Data entries

· · · · · · ·

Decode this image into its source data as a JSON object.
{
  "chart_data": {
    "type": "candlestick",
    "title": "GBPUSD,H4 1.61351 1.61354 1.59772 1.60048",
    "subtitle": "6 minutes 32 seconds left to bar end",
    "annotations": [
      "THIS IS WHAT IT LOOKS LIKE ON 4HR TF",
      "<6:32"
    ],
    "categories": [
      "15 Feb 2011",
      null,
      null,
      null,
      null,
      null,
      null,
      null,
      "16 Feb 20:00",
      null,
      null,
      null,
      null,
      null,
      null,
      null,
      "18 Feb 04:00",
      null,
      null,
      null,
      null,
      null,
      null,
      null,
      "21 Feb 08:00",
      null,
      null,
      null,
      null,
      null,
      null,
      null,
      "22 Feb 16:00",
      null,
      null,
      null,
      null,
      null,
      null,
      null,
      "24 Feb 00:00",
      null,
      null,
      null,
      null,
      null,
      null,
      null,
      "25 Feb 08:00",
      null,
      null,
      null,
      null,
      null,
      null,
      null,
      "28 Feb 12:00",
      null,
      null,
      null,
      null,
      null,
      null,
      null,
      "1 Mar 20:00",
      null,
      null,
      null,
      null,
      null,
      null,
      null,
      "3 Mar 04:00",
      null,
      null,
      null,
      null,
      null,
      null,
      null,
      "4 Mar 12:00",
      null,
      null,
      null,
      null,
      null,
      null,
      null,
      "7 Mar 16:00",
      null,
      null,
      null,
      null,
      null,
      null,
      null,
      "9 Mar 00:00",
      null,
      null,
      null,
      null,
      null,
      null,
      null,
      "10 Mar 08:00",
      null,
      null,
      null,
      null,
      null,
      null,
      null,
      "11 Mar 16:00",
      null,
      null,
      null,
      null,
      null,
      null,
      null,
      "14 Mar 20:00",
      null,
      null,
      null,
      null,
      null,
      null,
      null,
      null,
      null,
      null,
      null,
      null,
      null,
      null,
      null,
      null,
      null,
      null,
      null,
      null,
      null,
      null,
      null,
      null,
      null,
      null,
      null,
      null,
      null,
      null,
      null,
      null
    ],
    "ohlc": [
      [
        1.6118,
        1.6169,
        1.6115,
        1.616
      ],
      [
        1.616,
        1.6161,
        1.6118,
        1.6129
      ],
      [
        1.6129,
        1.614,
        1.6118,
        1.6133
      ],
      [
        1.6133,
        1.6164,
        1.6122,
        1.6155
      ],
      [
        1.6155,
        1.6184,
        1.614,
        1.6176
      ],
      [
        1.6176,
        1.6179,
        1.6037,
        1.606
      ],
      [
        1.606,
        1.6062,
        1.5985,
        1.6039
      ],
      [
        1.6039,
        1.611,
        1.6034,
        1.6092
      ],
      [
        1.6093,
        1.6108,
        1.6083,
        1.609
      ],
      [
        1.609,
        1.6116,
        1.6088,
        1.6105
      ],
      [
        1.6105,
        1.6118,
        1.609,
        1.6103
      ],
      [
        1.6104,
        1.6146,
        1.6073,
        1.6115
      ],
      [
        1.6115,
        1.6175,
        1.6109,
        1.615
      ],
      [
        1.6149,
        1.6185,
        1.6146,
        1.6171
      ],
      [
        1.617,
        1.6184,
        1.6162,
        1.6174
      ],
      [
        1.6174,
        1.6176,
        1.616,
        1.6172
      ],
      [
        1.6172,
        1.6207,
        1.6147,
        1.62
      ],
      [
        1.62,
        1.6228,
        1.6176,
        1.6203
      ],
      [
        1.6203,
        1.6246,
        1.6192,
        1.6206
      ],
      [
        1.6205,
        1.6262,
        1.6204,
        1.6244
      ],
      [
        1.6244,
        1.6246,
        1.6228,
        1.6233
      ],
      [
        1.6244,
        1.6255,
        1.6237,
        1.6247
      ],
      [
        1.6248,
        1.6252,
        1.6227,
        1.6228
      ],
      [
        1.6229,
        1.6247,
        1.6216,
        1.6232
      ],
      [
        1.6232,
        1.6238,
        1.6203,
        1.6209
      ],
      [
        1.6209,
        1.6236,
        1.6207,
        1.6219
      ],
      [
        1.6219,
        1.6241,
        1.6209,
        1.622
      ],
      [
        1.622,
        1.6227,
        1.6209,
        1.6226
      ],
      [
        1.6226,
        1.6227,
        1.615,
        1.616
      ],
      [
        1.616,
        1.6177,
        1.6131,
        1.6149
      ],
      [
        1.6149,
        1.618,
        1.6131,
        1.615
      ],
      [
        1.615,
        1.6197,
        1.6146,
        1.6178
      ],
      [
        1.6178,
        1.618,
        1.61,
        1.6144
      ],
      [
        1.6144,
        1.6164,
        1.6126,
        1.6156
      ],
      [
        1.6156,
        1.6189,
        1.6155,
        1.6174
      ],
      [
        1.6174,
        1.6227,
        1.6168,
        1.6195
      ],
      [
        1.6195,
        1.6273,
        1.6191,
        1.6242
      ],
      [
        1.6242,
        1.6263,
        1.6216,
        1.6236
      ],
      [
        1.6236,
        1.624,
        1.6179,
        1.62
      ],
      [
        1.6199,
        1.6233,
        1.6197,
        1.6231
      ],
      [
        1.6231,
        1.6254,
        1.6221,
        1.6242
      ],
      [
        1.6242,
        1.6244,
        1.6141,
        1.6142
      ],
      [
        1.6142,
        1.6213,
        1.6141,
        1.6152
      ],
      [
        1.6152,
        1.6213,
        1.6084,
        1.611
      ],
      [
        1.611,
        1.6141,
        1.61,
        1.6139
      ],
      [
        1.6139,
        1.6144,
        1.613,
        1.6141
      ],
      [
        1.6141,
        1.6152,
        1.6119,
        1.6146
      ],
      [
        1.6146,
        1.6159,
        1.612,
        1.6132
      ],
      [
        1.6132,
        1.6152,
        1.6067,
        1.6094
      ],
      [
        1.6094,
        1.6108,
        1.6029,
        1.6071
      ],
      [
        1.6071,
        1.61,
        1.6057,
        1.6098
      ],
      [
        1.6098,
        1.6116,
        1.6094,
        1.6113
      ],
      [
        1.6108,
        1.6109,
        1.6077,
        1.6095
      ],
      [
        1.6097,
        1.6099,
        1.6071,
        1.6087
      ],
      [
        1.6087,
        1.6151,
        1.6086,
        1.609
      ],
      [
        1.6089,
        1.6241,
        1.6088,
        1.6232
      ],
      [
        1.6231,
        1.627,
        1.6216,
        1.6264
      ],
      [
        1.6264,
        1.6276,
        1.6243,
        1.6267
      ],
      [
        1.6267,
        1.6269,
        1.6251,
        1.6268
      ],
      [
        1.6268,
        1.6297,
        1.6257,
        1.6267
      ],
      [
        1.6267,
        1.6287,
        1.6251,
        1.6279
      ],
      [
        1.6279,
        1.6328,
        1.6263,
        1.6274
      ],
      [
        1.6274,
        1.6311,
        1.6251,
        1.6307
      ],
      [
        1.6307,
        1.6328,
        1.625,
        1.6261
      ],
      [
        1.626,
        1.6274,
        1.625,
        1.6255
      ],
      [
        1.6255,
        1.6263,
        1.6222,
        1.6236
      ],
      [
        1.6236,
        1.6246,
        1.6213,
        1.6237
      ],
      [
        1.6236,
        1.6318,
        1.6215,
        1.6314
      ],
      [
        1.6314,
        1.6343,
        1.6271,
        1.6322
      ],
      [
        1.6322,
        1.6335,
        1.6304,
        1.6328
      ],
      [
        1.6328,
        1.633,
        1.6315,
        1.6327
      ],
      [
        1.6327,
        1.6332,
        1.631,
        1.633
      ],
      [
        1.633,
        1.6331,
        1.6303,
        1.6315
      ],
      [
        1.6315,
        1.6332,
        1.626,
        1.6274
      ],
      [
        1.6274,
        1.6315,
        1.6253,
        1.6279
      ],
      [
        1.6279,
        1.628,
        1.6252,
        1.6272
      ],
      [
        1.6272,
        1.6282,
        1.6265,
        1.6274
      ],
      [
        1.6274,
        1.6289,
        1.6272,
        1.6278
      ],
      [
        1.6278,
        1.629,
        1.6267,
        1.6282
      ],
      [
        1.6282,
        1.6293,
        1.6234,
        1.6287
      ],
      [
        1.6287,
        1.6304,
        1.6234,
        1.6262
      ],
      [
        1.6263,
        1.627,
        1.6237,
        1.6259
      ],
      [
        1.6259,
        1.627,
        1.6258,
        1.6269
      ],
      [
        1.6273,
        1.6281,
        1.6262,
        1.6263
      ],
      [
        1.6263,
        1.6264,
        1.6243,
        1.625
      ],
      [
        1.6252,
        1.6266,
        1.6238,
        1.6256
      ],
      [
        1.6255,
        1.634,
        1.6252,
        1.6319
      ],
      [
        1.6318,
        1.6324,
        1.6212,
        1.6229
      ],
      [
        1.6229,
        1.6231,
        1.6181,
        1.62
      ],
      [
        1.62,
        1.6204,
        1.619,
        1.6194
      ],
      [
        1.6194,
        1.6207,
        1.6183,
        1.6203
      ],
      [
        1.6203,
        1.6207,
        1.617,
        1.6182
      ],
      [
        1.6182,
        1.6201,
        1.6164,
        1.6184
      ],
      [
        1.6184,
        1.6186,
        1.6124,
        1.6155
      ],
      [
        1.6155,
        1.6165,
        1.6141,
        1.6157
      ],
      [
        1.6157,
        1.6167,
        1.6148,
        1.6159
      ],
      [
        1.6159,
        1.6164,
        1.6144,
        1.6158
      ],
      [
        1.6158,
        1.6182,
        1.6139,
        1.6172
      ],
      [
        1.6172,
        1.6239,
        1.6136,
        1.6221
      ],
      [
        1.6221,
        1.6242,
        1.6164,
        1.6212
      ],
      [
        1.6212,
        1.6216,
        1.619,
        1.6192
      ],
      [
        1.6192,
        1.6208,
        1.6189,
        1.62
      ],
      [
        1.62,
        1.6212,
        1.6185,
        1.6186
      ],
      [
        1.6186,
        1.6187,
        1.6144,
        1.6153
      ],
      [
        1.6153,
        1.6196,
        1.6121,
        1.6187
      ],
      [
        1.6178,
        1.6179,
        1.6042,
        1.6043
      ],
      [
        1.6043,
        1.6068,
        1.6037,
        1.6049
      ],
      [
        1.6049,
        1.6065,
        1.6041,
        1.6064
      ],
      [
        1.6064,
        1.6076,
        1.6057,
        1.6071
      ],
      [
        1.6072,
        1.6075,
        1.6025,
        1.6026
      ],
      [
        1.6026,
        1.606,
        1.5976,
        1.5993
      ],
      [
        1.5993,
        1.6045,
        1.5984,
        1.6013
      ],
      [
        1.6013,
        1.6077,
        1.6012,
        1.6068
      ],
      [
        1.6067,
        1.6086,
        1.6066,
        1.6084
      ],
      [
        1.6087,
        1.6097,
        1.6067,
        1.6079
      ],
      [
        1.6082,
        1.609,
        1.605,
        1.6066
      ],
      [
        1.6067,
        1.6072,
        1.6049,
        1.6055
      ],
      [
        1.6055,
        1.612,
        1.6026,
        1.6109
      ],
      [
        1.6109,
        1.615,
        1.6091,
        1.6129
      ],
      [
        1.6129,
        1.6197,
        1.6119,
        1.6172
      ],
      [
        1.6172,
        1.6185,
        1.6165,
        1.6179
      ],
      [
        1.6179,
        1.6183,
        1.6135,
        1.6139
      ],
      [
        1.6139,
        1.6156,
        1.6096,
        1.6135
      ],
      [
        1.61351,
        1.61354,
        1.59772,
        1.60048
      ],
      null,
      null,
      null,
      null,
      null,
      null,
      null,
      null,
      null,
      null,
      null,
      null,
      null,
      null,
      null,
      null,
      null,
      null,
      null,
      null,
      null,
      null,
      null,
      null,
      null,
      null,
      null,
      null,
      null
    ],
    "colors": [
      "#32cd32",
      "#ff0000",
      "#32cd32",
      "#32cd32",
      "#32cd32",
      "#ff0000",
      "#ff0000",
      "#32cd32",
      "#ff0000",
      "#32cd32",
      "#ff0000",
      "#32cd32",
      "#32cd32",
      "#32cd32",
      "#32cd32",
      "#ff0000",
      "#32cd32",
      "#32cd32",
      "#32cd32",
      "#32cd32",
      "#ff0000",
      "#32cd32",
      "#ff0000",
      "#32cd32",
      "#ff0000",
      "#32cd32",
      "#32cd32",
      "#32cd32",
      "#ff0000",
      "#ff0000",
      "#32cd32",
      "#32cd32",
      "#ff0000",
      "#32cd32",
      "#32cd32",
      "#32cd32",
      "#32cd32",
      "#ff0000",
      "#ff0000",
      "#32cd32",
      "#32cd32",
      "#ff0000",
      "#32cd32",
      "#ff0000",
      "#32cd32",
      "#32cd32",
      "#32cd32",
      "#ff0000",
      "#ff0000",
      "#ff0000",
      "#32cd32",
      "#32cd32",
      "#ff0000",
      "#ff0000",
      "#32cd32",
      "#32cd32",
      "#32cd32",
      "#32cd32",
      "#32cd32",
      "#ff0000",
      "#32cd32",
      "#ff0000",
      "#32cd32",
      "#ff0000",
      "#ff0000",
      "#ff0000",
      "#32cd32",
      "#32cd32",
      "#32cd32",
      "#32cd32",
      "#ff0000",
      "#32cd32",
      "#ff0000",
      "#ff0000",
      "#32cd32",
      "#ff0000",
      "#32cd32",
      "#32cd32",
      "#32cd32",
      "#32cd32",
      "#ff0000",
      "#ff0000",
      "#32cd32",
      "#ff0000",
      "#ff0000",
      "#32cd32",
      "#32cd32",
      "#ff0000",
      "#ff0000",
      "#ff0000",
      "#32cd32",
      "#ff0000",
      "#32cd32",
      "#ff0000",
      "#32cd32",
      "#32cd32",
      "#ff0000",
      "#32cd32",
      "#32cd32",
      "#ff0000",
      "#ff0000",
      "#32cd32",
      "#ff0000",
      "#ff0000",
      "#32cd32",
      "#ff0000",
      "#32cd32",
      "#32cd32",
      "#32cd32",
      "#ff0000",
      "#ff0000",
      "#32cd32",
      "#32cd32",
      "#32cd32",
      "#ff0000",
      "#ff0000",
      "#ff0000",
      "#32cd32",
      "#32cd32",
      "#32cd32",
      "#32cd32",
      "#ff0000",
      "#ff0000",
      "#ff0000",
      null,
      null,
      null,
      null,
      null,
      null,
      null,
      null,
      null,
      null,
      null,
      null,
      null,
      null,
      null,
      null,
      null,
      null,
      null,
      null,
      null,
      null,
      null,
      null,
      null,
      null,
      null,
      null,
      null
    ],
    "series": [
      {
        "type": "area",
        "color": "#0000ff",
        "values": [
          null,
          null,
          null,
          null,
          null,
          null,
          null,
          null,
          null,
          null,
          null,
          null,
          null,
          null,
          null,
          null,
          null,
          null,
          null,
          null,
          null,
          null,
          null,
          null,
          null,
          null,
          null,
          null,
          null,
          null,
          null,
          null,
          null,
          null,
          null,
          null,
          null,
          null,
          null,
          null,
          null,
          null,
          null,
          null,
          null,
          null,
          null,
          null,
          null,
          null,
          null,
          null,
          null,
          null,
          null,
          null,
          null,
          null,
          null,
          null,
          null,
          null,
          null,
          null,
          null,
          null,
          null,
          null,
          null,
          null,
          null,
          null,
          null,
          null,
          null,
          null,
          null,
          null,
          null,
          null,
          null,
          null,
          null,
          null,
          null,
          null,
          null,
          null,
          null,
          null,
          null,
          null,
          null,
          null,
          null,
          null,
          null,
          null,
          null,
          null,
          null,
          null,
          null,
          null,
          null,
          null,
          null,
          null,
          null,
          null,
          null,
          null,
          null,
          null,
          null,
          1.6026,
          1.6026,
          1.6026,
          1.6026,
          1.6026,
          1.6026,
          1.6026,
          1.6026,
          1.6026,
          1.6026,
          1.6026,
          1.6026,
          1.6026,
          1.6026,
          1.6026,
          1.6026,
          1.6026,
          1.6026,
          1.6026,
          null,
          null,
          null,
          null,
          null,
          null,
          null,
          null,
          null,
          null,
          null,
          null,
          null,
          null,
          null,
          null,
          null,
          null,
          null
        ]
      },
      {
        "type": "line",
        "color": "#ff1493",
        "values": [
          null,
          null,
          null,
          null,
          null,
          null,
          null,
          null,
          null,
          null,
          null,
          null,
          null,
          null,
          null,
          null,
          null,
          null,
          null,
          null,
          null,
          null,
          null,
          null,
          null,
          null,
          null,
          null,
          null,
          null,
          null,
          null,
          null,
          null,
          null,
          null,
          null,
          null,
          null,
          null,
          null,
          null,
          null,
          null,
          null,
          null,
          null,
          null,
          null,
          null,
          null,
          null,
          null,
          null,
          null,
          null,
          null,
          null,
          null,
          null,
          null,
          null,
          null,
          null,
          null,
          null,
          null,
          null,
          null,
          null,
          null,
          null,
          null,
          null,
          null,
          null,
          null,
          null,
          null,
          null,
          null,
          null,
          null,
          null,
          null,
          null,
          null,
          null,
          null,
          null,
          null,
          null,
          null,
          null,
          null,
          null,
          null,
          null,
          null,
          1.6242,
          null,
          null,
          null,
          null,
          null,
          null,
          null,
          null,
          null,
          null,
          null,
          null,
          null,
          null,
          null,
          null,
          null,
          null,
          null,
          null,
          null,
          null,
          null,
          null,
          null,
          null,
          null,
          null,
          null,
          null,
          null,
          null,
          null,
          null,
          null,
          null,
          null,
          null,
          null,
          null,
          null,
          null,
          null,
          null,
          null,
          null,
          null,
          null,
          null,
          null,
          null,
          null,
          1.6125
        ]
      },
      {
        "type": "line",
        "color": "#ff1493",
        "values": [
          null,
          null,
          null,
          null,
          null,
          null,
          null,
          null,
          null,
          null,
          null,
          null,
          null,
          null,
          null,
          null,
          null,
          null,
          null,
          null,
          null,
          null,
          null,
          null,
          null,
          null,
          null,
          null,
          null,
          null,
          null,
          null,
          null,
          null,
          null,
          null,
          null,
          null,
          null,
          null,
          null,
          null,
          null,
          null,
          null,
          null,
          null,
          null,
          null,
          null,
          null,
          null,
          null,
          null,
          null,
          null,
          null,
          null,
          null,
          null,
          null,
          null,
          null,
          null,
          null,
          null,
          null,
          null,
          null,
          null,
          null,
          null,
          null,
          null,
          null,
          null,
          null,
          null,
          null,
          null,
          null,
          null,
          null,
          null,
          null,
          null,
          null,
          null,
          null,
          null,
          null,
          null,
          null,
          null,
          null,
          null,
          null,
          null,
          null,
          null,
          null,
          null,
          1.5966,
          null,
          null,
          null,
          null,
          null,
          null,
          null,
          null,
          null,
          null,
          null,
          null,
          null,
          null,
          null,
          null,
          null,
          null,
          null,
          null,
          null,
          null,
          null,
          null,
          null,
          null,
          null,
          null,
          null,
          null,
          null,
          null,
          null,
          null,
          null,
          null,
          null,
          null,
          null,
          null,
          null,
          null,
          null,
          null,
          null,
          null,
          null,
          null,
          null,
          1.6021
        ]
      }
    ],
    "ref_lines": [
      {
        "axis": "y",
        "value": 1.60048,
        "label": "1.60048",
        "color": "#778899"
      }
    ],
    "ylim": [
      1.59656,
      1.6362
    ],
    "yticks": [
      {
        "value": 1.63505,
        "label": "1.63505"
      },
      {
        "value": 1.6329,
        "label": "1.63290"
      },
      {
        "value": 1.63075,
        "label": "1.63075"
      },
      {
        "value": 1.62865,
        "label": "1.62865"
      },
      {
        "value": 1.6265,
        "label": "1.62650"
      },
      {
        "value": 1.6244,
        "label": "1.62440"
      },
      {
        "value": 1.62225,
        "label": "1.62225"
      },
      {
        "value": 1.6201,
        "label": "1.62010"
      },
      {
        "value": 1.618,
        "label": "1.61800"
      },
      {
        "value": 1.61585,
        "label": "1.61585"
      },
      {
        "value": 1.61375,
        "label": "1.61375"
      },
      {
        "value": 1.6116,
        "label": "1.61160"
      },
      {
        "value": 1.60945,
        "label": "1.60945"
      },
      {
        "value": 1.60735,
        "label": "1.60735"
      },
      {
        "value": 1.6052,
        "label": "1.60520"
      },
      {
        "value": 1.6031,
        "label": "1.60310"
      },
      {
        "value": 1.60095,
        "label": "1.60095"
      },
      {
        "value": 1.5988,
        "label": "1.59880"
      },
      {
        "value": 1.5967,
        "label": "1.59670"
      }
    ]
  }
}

· · · · · · ·

*REQUIRED TASK*.
Return every line of the preceding records in which the word "type" appears.

*OUTPUT BELOW*.
    "type": "candlestick",
        "type": "area",
        "type": "line",
        "type": "line",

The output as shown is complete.